- Exercise objective -
Select and copy out every line in the records containing "сети".
┌──
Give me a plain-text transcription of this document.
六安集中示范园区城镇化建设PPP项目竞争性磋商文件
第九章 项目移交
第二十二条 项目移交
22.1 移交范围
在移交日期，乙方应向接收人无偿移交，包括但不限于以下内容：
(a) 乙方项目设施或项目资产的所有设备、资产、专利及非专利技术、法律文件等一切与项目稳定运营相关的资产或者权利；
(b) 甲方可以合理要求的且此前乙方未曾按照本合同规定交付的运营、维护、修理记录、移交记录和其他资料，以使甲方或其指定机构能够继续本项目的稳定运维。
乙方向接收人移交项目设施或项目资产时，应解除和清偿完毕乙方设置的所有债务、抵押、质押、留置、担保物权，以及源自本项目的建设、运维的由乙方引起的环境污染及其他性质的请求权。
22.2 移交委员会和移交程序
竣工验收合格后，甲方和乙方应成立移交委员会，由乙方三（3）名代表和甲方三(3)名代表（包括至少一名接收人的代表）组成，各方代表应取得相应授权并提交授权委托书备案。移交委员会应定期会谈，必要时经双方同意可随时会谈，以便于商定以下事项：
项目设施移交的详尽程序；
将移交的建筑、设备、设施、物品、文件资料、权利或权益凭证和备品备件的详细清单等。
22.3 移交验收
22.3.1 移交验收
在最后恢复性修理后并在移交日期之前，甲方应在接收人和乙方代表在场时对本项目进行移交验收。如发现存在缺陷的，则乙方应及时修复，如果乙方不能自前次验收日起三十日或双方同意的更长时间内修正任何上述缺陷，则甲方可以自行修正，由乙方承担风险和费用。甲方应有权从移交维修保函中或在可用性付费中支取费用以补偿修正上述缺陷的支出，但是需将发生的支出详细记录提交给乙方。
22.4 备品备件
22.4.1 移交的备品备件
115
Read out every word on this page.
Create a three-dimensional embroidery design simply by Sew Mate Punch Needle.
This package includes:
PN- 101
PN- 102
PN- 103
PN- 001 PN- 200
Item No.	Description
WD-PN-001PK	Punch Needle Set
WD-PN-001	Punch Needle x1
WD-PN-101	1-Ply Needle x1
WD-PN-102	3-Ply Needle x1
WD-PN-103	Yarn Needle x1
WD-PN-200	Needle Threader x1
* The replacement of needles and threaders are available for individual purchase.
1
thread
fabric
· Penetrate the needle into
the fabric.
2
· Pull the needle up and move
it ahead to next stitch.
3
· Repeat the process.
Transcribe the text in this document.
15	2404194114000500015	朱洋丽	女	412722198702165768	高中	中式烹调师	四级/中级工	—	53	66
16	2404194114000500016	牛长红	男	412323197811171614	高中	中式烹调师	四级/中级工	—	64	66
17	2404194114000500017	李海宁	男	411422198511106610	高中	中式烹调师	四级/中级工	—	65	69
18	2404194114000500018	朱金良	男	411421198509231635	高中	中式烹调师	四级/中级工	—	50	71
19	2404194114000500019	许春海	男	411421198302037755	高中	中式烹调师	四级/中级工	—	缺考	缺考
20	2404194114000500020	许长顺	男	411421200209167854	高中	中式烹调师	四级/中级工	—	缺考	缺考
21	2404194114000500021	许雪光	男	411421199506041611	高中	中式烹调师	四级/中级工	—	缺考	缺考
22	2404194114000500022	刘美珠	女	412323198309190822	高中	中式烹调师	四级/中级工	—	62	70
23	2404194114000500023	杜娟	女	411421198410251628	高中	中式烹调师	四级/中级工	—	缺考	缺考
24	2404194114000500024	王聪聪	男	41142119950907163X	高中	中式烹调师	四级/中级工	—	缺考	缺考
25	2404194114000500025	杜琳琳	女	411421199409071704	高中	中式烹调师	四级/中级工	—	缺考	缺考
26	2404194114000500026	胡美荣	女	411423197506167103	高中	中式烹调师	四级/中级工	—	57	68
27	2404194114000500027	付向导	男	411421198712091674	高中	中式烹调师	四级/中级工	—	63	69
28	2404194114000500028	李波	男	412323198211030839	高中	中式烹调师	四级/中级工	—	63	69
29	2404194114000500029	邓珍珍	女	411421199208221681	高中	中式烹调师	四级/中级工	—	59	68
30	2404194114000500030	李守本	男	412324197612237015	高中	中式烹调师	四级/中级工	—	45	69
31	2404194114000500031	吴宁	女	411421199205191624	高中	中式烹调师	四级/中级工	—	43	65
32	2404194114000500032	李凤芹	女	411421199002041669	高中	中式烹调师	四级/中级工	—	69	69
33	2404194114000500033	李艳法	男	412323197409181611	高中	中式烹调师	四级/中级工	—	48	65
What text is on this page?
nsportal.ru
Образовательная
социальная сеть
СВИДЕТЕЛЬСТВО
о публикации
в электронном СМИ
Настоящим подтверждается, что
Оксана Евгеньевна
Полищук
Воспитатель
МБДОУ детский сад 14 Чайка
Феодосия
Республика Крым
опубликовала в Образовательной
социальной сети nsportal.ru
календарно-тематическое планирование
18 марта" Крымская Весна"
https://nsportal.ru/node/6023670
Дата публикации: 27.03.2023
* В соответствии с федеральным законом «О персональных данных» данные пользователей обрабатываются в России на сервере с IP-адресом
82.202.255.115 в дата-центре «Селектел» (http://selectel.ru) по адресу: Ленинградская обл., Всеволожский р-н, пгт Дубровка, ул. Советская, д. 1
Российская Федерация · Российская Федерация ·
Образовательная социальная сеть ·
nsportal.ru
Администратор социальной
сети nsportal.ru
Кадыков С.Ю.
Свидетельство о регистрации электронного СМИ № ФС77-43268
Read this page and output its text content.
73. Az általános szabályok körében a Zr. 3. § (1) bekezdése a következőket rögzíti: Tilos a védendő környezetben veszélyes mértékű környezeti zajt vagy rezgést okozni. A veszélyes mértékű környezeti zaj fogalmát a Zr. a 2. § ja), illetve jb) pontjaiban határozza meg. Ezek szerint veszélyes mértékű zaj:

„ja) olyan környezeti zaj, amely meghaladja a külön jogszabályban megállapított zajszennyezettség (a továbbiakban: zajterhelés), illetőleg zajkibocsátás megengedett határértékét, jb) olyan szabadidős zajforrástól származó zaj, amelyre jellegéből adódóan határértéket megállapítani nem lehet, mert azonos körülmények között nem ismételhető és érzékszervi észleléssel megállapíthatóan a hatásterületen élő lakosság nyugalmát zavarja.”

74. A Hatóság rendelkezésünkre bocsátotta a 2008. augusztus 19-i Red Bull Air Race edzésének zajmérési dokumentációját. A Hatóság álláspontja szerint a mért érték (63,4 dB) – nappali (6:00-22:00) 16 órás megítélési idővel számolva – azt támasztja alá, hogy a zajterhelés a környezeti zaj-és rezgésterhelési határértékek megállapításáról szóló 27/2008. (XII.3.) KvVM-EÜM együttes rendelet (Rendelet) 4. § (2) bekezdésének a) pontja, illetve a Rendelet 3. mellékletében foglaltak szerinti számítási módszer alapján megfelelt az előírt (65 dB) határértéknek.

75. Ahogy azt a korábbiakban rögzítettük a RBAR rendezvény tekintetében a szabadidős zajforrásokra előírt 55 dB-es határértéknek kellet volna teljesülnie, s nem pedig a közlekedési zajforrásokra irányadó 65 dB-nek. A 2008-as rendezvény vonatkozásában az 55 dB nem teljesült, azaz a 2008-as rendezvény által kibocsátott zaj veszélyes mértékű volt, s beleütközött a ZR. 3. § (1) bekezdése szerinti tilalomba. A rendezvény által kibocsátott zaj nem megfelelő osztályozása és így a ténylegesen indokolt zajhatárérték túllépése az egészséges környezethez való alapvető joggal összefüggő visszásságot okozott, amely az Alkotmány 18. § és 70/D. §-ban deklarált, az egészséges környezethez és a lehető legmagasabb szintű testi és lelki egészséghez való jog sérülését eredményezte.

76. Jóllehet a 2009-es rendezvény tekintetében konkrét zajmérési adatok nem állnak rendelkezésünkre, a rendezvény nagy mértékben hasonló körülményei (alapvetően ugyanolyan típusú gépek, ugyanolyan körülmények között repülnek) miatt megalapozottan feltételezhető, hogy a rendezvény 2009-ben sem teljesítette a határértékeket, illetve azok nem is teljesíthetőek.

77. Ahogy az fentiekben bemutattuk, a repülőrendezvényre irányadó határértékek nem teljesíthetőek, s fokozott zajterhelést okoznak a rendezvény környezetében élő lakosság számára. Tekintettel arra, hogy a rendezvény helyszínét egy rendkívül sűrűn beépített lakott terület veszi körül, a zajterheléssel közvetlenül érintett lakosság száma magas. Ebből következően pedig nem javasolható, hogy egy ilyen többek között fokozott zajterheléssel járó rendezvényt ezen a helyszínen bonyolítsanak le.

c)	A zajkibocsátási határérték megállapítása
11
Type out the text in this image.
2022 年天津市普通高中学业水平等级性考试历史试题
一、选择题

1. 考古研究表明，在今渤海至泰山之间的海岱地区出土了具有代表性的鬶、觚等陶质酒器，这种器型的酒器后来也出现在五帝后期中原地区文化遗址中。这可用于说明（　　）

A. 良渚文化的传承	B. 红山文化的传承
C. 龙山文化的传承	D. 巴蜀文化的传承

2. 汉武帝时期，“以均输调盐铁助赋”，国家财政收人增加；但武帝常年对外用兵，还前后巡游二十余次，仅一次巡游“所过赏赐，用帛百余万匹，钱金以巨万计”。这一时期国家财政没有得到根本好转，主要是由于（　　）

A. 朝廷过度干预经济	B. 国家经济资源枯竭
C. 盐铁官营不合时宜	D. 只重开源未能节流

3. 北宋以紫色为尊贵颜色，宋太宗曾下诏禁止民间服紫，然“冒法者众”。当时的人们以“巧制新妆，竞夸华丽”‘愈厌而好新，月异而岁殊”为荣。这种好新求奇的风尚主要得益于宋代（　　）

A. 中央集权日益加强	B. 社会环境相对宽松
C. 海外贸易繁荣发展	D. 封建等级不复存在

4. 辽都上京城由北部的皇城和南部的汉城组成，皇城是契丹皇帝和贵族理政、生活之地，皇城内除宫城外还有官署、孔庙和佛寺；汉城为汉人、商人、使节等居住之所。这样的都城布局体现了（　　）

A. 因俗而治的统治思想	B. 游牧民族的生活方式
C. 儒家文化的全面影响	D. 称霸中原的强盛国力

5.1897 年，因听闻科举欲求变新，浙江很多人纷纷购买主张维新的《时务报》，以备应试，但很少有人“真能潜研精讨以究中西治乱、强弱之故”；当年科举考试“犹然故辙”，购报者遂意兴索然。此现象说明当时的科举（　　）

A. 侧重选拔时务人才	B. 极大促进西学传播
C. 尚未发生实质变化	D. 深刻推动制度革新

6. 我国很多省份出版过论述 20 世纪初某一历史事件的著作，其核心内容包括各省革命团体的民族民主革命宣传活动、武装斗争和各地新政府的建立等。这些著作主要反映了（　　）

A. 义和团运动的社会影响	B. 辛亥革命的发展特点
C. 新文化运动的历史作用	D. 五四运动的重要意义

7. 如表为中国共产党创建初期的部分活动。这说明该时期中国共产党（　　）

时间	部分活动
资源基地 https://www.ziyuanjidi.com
└──
- Written solution -
социальной сети nsportal.ru
сети nsportal.ru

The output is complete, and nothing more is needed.